Exercise material:
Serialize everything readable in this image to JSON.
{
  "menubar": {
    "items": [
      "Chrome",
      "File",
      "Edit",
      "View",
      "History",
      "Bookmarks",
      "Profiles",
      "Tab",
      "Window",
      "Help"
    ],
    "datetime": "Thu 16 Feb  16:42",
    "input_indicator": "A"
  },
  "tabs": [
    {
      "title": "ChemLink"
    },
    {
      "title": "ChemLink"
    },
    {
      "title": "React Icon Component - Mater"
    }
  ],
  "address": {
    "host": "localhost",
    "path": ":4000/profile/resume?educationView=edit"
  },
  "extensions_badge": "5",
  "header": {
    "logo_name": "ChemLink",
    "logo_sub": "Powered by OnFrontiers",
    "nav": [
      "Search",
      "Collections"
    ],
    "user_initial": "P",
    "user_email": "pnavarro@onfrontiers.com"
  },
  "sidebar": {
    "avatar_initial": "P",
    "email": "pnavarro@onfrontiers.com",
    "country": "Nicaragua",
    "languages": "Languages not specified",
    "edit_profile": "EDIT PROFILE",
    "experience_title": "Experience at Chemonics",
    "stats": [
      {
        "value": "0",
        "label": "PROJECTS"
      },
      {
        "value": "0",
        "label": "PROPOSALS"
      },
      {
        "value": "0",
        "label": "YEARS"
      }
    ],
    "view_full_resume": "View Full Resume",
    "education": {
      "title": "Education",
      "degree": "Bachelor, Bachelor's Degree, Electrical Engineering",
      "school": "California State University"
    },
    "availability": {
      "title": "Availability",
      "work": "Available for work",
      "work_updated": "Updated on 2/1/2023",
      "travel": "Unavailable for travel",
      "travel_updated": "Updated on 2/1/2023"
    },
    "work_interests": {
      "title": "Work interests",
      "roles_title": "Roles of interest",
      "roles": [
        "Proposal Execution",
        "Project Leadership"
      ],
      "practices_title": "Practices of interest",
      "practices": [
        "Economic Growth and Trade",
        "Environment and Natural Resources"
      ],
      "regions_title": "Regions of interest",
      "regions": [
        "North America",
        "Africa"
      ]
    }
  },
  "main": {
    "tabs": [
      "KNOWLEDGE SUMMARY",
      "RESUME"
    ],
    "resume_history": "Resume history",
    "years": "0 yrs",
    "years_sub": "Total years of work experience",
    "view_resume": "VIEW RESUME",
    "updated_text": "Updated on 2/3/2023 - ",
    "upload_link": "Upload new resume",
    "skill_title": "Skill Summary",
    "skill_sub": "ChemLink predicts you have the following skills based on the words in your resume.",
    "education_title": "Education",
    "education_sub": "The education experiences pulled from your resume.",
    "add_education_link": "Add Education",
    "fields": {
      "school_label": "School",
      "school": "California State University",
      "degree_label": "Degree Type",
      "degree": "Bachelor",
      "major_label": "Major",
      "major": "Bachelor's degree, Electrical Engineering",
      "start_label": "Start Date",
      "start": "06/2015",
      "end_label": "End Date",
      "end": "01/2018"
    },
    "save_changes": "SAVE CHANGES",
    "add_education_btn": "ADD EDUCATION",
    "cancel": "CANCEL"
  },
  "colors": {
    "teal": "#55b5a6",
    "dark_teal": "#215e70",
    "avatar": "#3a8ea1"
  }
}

To be done: Print out all the entries precisely as written.

Response to this task:
Serialize everything readable in this image to JSON.
{
  "menubar": {
    "items": [
      "Chrome",
      "File",
      "Edit",
      "View",
      "History",
      "Bookmarks",
      "Profiles",
      "Tab",
      "Window",
      "Help"
    ],
    "datetime": "Thu 16 Feb  16:42",
    "input_indicator": "A"
  },
  "tabs": [
    {
      "title": "ChemLink"
    },
    {
      "title": "ChemLink"
    },
    {
      "title": "React Icon Component - Mater"
    }
  ],
  "address": {
    "host": "localhost",
    "path": ":4000/profile/resume?educationView=edit"
  },
  "extensions_badge": "5",
  "header": {
    "logo_name": "ChemLink",
    "logo_sub": "Powered by OnFrontiers",
    "nav": [
      "Search",
      "Collections"
    ],
    "user_initial": "P",
    "user_email": "pnavarro@onfrontiers.com"
  },
  "sidebar": {
    "avatar_initial": "P",
    "email": "pnavarro@onfrontiers.com",
    "country": "Nicaragua",
    "languages": "Languages not specified",
    "edit_profile": "EDIT PROFILE",
    "experience_title": "Experience at Chemonics",
    "stats": [
      {
        "value": "0",
        "label": "PROJECTS"
      },
      {
        "value": "0",
        "label": "PROPOSALS"
      },
      {
        "value": "0",
        "label": "YEARS"
      }
    ],
    "view_full_resume": "View Full Resume",
    "education": {
      "title": "Education",
      "degree": "Bachelor, Bachelor's Degree, Electrical Engineering",
      "school": "California State University"
    },
    "availability": {
      "title": "Availability",
      "work": "Available for work",
      "work_updated": "Updated on 2/1/2023",
      "travel": "Unavailable for travel",
      "travel_updated": "Updated on 2/1/2023"
    },
    "work_interests": {
      "title": "Work interests",
      "roles_title": "Roles of interest",
      "roles": [
        "Proposal Execution",
        "Project Leadership"
      ],
      "practices_title": "Practices of interest",
      "practices": [
        "Economic Growth and Trade",
        "Environment and Natural Resources"
      ],
      "regions_title": "Regions of interest",
      "regions": [
        "North America",
        "Africa"
      ]
    }
  },
  "main": {
    "tabs": [
      "KNOWLEDGE SUMMARY",
      "RESUME"
    ],
    "resume_history": "Resume history",
    "years": "0 yrs",
    "years_sub": "Total years of work experience",
    "view_resume": "VIEW RESUME",
    "updated_text": "Updated on 2/3/2023 - ",
    "upload_link": "Upload new resume",
    "skill_title": "Skill Summary",
    "skill_sub": "ChemLink predicts you have the following skills based on the words in your resume.",
    "education_title": "Education",
    "education_sub": "The education experiences pulled from your resume.",
    "add_education_link": "Add Education",
    "fields": {
      "school_label": "School",
      "school": "California State University",
      "degree_label": "Degree Type",
      "degree": "Bachelor",
      "major_label": "Major",
      "major": "Bachelor's degree, Electrical Engineering",
      "start_label": "Start Date",
      "start": "06/2015",
      "end_label": "End Date",
      "end": "01/2018"
    },
    "save_changes": "SAVE CHANGES",
    "add_education_btn": "ADD EDUCATION",
    "cancel": "CANCEL"
  },
  "colors": {
    "teal": "#55b5a6",
    "dark_teal": "#215e70",
    "avatar": "#3a8ea1"
  }
}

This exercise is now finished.